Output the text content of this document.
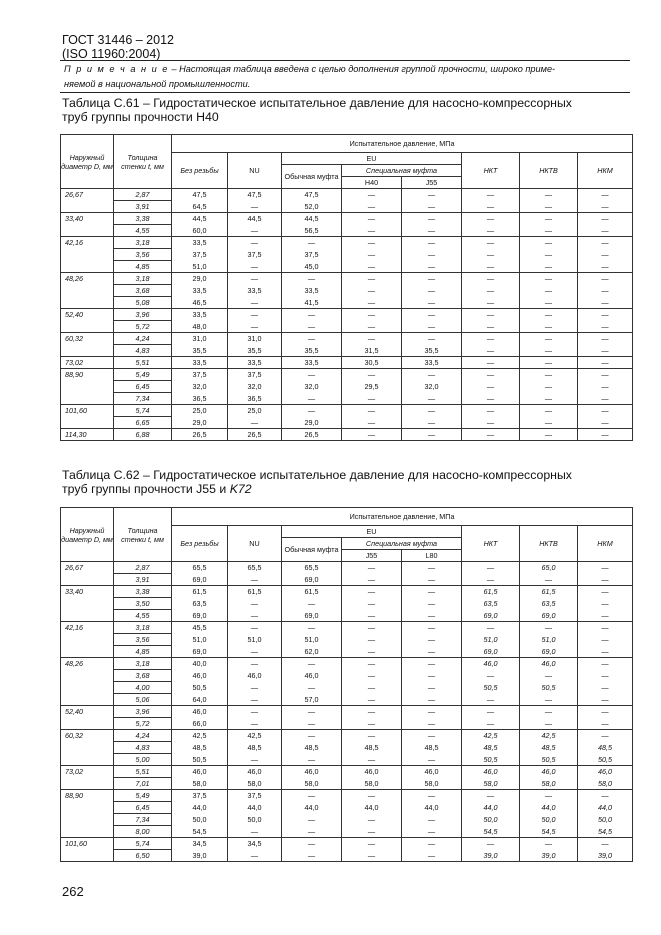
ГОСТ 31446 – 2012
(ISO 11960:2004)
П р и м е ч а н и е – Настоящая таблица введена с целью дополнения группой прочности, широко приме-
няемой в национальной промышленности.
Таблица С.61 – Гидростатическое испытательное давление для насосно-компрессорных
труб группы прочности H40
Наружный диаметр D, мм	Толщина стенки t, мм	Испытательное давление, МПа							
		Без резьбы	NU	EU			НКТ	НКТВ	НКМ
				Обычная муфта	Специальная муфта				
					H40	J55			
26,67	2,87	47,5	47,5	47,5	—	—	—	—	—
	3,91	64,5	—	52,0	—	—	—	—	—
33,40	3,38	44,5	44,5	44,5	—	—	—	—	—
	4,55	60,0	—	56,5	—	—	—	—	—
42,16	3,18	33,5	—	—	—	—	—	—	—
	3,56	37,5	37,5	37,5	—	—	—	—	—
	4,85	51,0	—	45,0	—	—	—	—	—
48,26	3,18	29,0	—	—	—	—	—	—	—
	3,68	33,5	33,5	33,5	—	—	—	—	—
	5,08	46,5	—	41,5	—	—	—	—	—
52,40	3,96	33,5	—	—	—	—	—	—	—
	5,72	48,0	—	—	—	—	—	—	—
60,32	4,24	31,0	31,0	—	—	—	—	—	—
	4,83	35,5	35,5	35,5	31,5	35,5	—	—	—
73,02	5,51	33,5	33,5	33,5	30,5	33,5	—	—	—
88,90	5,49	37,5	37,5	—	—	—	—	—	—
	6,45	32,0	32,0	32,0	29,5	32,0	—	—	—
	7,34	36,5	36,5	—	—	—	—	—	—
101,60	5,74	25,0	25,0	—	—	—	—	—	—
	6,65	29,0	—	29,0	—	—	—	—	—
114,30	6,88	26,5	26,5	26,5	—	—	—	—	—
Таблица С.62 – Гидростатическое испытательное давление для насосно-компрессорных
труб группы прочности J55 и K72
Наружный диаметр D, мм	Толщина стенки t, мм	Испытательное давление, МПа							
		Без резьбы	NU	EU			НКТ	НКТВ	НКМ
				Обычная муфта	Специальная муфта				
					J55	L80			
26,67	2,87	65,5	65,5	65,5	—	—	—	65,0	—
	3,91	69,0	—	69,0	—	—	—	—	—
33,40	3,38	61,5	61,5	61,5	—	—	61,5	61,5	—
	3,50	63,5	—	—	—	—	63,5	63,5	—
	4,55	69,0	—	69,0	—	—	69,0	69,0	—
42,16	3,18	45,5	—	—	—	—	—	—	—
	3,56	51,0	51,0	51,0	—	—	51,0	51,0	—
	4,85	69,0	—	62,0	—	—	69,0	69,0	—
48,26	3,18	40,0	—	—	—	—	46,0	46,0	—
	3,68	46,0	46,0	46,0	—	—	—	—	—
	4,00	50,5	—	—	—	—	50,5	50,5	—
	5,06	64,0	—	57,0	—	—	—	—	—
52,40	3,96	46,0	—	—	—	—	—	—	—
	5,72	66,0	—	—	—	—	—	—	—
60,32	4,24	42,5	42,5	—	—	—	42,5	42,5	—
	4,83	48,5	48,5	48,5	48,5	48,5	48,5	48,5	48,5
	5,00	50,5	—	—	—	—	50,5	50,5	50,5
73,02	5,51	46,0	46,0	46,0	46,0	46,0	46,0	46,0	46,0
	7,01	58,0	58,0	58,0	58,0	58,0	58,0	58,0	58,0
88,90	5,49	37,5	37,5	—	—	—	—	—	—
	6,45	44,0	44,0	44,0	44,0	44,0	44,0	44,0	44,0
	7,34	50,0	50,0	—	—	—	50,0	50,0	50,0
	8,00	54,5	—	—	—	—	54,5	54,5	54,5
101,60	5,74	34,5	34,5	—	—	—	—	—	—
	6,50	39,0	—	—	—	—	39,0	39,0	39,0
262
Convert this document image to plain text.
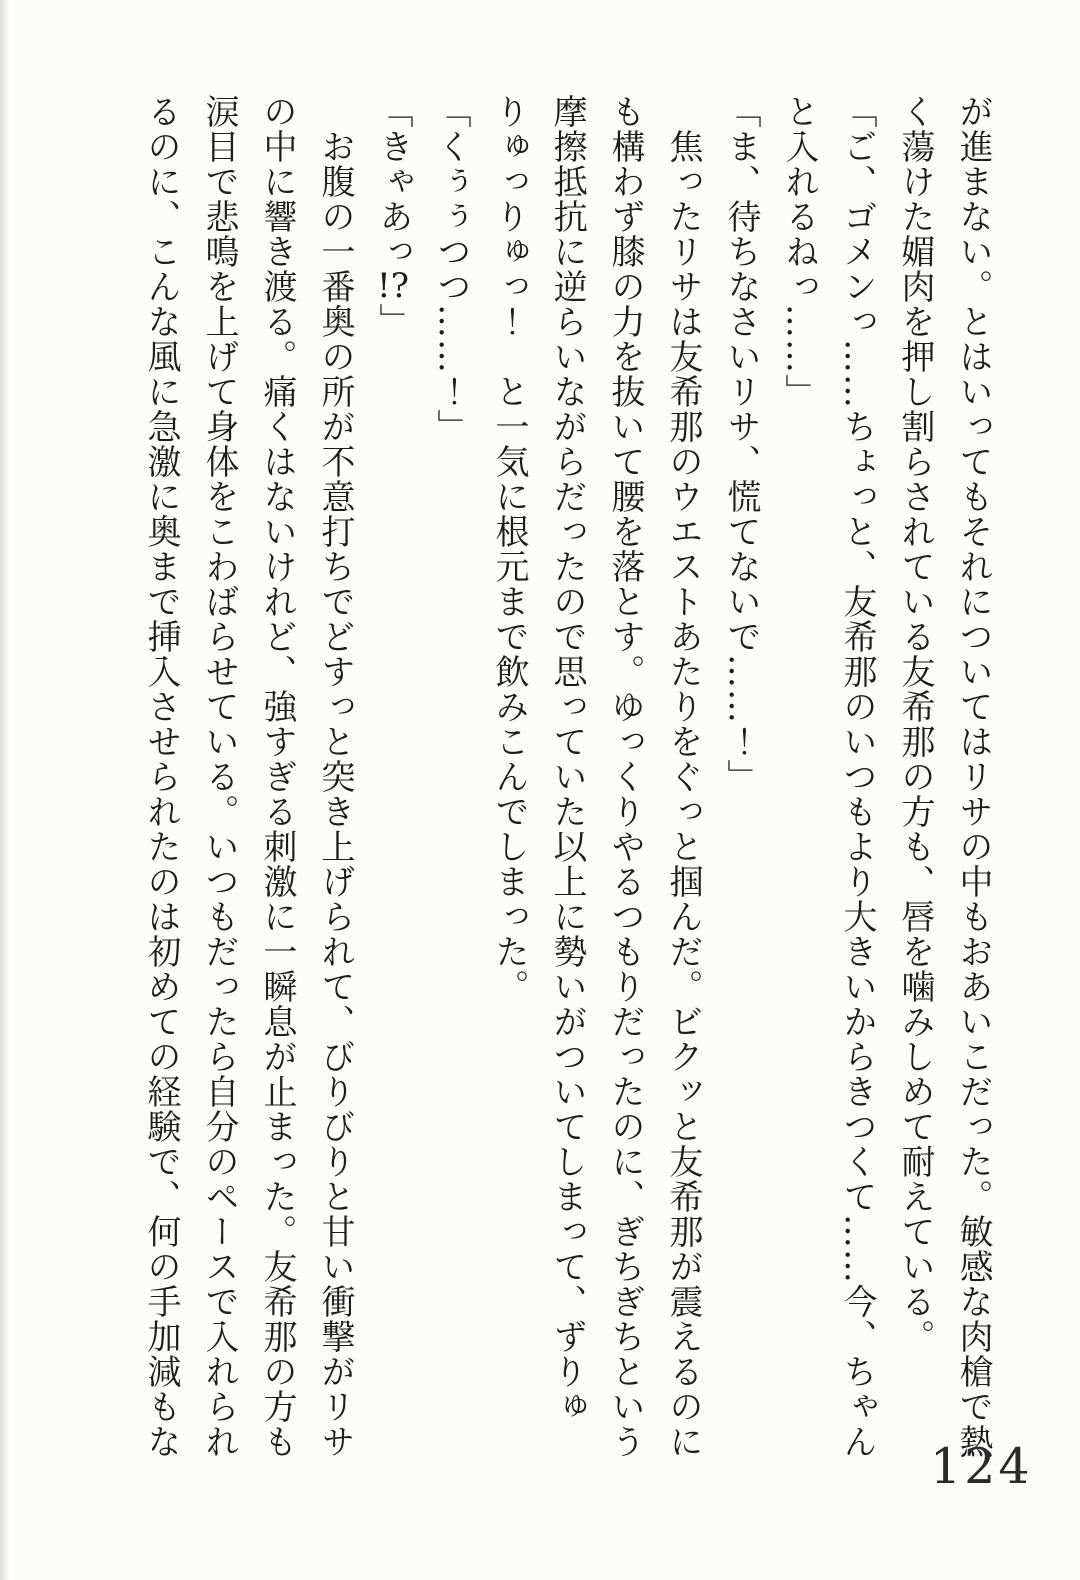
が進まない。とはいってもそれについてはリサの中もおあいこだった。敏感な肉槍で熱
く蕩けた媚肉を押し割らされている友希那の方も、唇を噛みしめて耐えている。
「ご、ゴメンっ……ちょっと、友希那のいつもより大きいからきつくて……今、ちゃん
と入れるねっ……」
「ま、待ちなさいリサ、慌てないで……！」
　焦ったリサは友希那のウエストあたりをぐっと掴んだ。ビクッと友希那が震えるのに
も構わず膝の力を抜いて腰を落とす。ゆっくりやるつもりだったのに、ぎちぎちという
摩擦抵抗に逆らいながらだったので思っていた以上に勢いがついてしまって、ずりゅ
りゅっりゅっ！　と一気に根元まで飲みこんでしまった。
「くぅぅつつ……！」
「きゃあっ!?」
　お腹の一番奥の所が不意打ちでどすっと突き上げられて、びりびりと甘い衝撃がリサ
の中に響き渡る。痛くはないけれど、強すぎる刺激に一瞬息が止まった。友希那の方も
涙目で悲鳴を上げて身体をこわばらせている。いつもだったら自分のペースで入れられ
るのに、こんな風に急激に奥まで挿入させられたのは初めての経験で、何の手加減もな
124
▬▬▬▬▬▬▬▬▬▬
Pick out every line above that contains the word "давление" and copy it.

Таблица С.61 – Гидростатическое испытательное давление для насосно-компрессорных
Наружный диаметр D, мм	Толщина стенки t, мм	Испытательное давление, МПа							
Таблица С.62 – Гидростатическое испытательное давление для насосно-компрессорных
Наружный диаметр D, мм	Толщина стенки t, мм	Испытательное давление, МПа							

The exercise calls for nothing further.